### STATED EXERCISE
Set the data down again, exactly as it reads, but without the pictures.

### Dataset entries

::::

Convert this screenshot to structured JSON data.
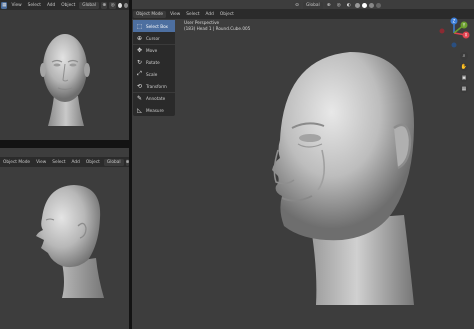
{
  "top_left_header": {
    "menus": [
      "View",
      "Select",
      "Add",
      "Object"
    ],
    "transform_label": "Global"
  },
  "bottom_left_header": {
    "mode": "Object Mode",
    "menus": [
      "View",
      "Select",
      "Add",
      "Object"
    ],
    "transform_label": "Global"
  },
  "main_header": {
    "mode": "Object Mode",
    "menus": [
      "View",
      "Select",
      "Add",
      "Object"
    ],
    "transform_label": "Global"
  },
  "toolbar": {
    "items": [
      {
        "label": "Select Box",
        "icon": "select-box-icon"
      },
      {
        "label": "Cursor",
        "icon": "cursor-icon"
      },
      {
        "label": "Move",
        "icon": "move-icon"
      },
      {
        "label": "Rotate",
        "icon": "rotate-icon"
      },
      {
        "label": "Scale",
        "icon": "scale-icon"
      },
      {
        "label": "Transform",
        "icon": "transform-icon"
      },
      {
        "label": "Annotate",
        "icon": "annotate-icon"
      },
      {
        "label": "Measure",
        "icon": "measure-icon"
      }
    ]
  },
  "viewport_info": {
    "line1": "User Perspective",
    "line2": "(183) Head 1 | Round.Cube.005"
  },
  "gizmo": {
    "x": "X",
    "y": "Y",
    "z": "Z"
  },
  "colors": {
    "background": "#1c1c1c",
    "header": "#2b2b2b",
    "viewport": "#3d3d3d",
    "selected_tool": "#4d6fa0",
    "axis_x": "#e0424f",
    "axis_y": "#6b9e2e",
    "axis_z": "#3d7ed8"
  }
}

::::

### SOLUTION FOR THIS PROBLEM
Convert this screenshot to structured JSON data.
{
  "top_left_header": {
    "menus": [
      "View",
      "Select",
      "Add",
      "Object"
    ],
    "transform_label": "Global"
  },
  "bottom_left_header": {
    "mode": "Object Mode",
    "menus": [
      "View",
      "Select",
      "Add",
      "Object"
    ],
    "transform_label": "Global"
  },
  "main_header": {
    "mode": "Object Mode",
    "menus": [
      "View",
      "Select",
      "Add",
      "Object"
    ],
    "transform_label": "Global"
  },
  "toolbar": {
    "items": [
      {
        "label": "Select Box",
        "icon": "select-box-icon"
      },
      {
        "label": "Cursor",
        "icon": "cursor-icon"
      },
      {
        "label": "Move",
        "icon": "move-icon"
      },
      {
        "label": "Rotate",
        "icon": "rotate-icon"
      },
      {
        "label": "Scale",
        "icon": "scale-icon"
      },
      {
        "label": "Transform",
        "icon": "transform-icon"
      },
      {
        "label": "Annotate",
        "icon": "annotate-icon"
      },
      {
        "label": "Measure",
        "icon": "measure-icon"
      }
    ]
  },
  "viewport_info": {
    "line1": "User Perspective",
    "line2": "(183) Head 1 | Round.Cube.005"
  },
  "gizmo": {
    "x": "X",
    "y": "Y",
    "z": "Z"
  },
  "colors": {
    "background": "#1c1c1c",
    "header": "#2b2b2b",
    "viewport": "#3d3d3d",
    "selected_tool": "#4d6fa0",
    "axis_x": "#e0424f",
    "axis_y": "#6b9e2e",
    "axis_z": "#3d7ed8"
  }
}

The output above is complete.